* [What this task involves] Without the pictures, reproduce the records that follow exactly.

* [Supplied material]
::::::

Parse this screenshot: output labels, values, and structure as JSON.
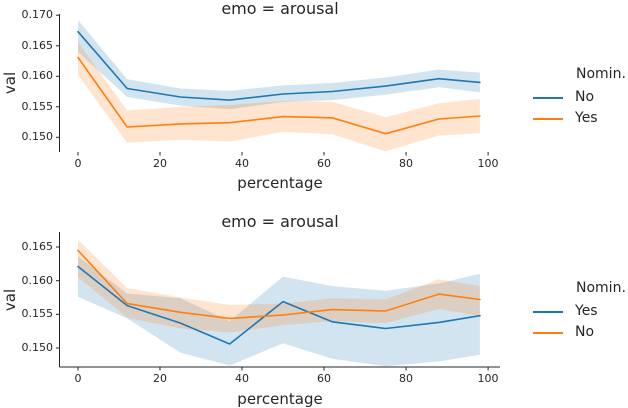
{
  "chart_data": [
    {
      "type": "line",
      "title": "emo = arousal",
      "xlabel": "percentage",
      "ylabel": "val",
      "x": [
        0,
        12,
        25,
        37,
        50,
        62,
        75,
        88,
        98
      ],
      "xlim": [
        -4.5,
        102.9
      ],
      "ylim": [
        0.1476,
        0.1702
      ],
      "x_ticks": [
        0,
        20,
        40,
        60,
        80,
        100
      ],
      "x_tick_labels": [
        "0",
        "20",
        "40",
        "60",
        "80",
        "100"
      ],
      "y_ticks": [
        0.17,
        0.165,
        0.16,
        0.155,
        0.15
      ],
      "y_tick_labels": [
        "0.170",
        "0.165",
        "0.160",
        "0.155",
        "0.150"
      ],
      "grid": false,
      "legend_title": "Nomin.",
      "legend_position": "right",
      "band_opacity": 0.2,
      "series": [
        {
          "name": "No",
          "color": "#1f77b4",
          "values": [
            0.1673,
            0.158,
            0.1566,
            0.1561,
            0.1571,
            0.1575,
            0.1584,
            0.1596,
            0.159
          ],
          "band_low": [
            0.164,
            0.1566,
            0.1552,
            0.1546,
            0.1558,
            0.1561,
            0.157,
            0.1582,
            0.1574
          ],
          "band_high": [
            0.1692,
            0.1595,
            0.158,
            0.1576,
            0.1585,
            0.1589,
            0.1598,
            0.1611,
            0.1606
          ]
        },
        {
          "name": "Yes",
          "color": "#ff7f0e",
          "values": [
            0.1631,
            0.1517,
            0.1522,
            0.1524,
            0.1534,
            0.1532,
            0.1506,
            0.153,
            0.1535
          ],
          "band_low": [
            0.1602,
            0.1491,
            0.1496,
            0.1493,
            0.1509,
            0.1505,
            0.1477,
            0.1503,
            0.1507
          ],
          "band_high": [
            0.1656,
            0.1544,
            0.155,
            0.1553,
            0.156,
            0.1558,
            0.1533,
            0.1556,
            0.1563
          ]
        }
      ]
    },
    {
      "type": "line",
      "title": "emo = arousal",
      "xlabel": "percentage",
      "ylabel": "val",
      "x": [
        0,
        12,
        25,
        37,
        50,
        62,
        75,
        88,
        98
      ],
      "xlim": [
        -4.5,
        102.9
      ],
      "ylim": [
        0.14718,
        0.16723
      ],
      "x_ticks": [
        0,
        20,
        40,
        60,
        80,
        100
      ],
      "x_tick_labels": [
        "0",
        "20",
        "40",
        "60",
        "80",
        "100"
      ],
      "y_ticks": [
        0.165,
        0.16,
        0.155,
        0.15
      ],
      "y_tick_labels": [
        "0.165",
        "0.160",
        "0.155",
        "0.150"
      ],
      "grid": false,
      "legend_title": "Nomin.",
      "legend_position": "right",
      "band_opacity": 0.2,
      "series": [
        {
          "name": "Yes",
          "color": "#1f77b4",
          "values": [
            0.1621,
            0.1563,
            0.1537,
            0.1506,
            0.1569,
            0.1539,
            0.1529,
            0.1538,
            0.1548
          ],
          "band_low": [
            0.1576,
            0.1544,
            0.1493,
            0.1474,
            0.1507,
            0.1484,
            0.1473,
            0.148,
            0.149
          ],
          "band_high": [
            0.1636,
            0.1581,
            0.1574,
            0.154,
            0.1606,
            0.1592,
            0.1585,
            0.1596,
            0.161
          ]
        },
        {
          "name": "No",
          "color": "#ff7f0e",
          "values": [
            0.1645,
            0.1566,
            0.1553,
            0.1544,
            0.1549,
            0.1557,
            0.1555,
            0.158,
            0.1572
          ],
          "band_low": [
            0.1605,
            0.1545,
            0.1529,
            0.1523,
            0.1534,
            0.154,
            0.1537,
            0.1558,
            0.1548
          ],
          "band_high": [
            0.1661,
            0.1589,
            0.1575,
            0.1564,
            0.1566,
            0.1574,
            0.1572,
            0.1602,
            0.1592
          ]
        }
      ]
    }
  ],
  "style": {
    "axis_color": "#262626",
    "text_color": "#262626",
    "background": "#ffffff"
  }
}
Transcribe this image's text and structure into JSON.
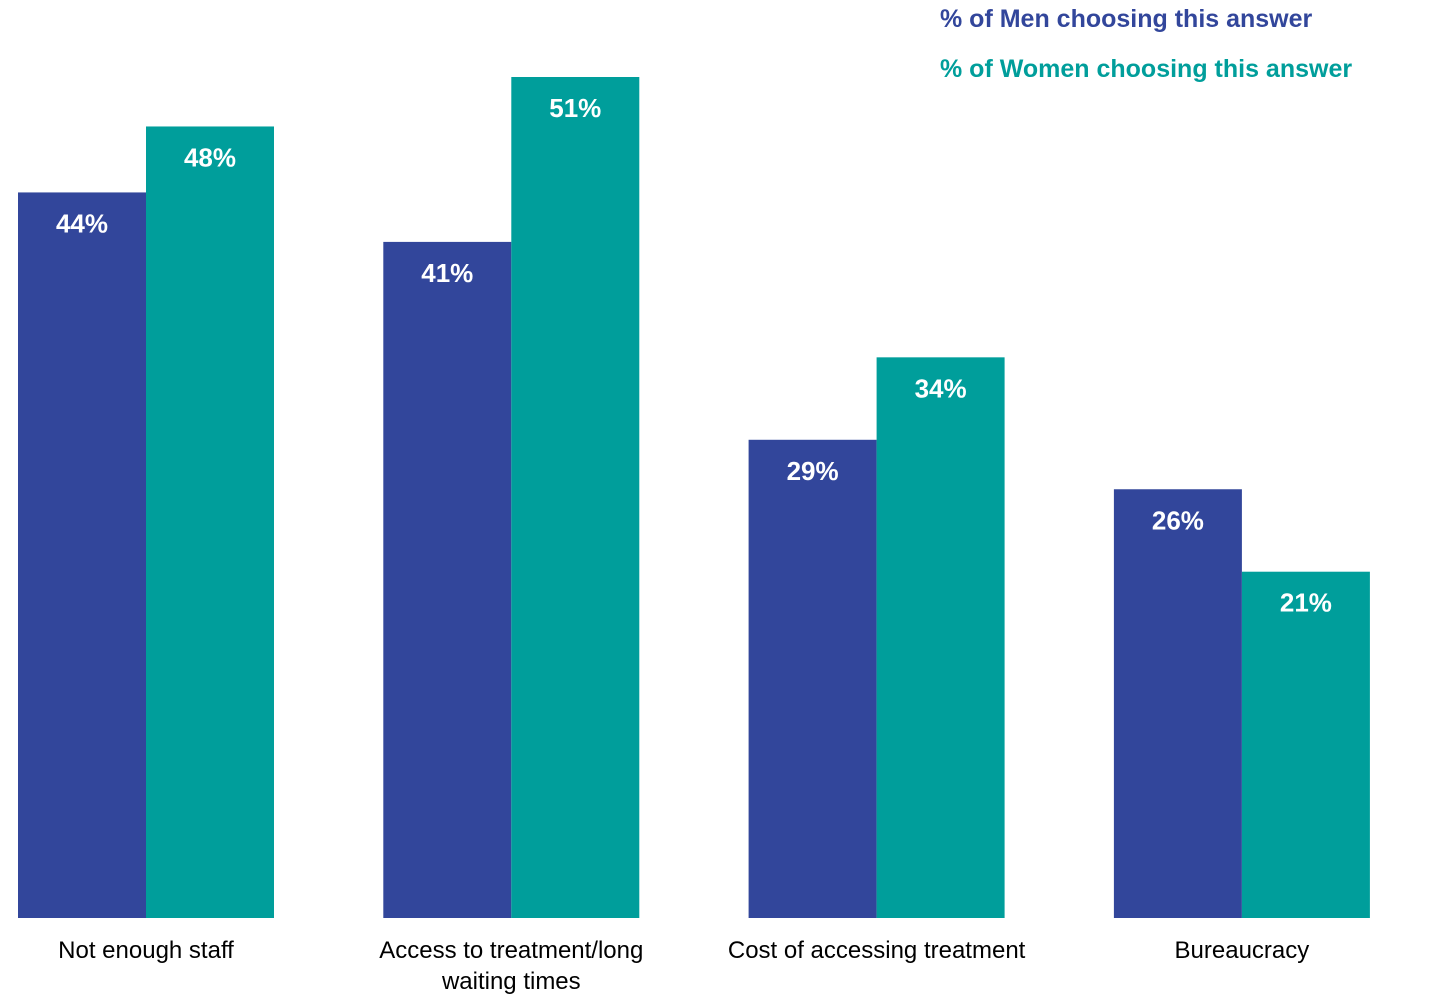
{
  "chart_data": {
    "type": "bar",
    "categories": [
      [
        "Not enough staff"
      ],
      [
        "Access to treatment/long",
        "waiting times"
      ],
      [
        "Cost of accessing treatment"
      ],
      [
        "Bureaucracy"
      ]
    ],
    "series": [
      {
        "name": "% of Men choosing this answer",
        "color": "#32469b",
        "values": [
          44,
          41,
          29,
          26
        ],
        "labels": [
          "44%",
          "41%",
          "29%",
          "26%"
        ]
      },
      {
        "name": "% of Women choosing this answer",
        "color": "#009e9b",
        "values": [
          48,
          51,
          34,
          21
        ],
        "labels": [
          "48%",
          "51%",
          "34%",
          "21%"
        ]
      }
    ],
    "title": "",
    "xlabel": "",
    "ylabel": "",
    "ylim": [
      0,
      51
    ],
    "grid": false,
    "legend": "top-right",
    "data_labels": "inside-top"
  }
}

::::::

* [Solution for this problem]
Parse this screenshot: output labels, values, and structure as JSON.
{
  "chart_data": [
    {
      "type": "line",
      "title": "emo = arousal",
      "xlabel": "percentage",
      "ylabel": "val",
      "x": [
        0,
        12,
        25,
        37,
        50,
        62,
        75,
        88,
        98
      ],
      "xlim": [
        -4.5,
        102.9
      ],
      "ylim": [
        0.1476,
        0.1702
      ],
      "x_ticks": [
        0,
        20,
        40,
        60,
        80,
        100
      ],
      "x_tick_labels": [
        "0",
        "20",
        "40",
        "60",
        "80",
        "100"
      ],
      "y_ticks": [
        0.17,
        0.165,
        0.16,
        0.155,
        0.15
      ],
      "y_tick_labels": [
        "0.170",
        "0.165",
        "0.160",
        "0.155",
        "0.150"
      ],
      "grid": false,
      "legend_title": "Nomin.",
      "legend_position": "right",
      "band_opacity": 0.2,
      "series": [
        {
          "name": "No",
          "color": "#1f77b4",
          "values": [
            0.1673,
            0.158,
            0.1566,
            0.1561,
            0.1571,
            0.1575,
            0.1584,
            0.1596,
            0.159
          ],
          "band_low": [
            0.164,
            0.1566,
            0.1552,
            0.1546,
            0.1558,
            0.1561,
            0.157,
            0.1582,
            0.1574
          ],
          "band_high": [
            0.1692,
            0.1595,
            0.158,
            0.1576,
            0.1585,
            0.1589,
            0.1598,
            0.1611,
            0.1606
          ]
        },
        {
          "name": "Yes",
          "color": "#ff7f0e",
          "values": [
            0.1631,
            0.1517,
            0.1522,
            0.1524,
            0.1534,
            0.1532,
            0.1506,
            0.153,
            0.1535
          ],
          "band_low": [
            0.1602,
            0.1491,
            0.1496,
            0.1493,
            0.1509,
            0.1505,
            0.1477,
            0.1503,
            0.1507
          ],
          "band_high": [
            0.1656,
            0.1544,
            0.155,
            0.1553,
            0.156,
            0.1558,
            0.1533,
            0.1556,
            0.1563
          ]
        }
      ]
    },
    {
      "type": "line",
      "title": "emo = arousal",
      "xlabel": "percentage",
      "ylabel": "val",
      "x": [
        0,
        12,
        25,
        37,
        50,
        62,
        75,
        88,
        98
      ],
      "xlim": [
        -4.5,
        102.9
      ],
      "ylim": [
        0.14718,
        0.16723
      ],
      "x_ticks": [
        0,
        20,
        40,
        60,
        80,
        100
      ],
      "x_tick_labels": [
        "0",
        "20",
        "40",
        "60",
        "80",
        "100"
      ],
      "y_ticks": [
        0.165,
        0.16,
        0.155,
        0.15
      ],
      "y_tick_labels": [
        "0.165",
        "0.160",
        "0.155",
        "0.150"
      ],
      "grid": false,
      "legend_title": "Nomin.",
      "legend_position": "right",
      "band_opacity": 0.2,
      "series": [
        {
          "name": "Yes",
          "color": "#1f77b4",
          "values": [
            0.1621,
            0.1563,
            0.1537,
            0.1506,
            0.1569,
            0.1539,
            0.1529,
            0.1538,
            0.1548
          ],
          "band_low": [
            0.1576,
            0.1544,
            0.1493,
            0.1474,
            0.1507,
            0.1484,
            0.1473,
            0.148,
            0.149
          ],
          "band_high": [
            0.1636,
            0.1581,
            0.1574,
            0.154,
            0.1606,
            0.1592,
            0.1585,
            0.1596,
            0.161
          ]
        },
        {
          "name": "No",
          "color": "#ff7f0e",
          "values": [
            0.1645,
            0.1566,
            0.1553,
            0.1544,
            0.1549,
            0.1557,
            0.1555,
            0.158,
            0.1572
          ],
          "band_low": [
            0.1605,
            0.1545,
            0.1529,
            0.1523,
            0.1534,
            0.154,
            0.1537,
            0.1558,
            0.1548
          ],
          "band_high": [
            0.1661,
            0.1589,
            0.1575,
            0.1564,
            0.1566,
            0.1574,
            0.1572,
            0.1602,
            0.1592
          ]
        }
      ]
    }
  ],
  "style": {
    "axis_color": "#262626",
    "text_color": "#262626",
    "background": "#ffffff"
  }
}
Transcribe this image's text and structure into JSON.
{
  "chart_data": {
    "type": "bar",
    "categories": [
      [
        "Not enough staff"
      ],
      [
        "Access to treatment/long",
        "waiting times"
      ],
      [
        "Cost of accessing treatment"
      ],
      [
        "Bureaucracy"
      ]
    ],
    "series": [
      {
        "name": "% of Men choosing this answer",
        "color": "#32469b",
        "values": [
          44,
          41,
          29,
          26
        ],
        "labels": [
          "44%",
          "41%",
          "29%",
          "26%"
        ]
      },
      {
        "name": "% of Women choosing this answer",
        "color": "#009e9b",
        "values": [
          48,
          51,
          34,
          21
        ],
        "labels": [
          "48%",
          "51%",
          "34%",
          "21%"
        ]
      }
    ],
    "title": "",
    "xlabel": "",
    "ylabel": "",
    "ylim": [
      0,
      51
    ],
    "grid": false,
    "legend": "top-right",
    "data_labels": "inside-top"
  }
}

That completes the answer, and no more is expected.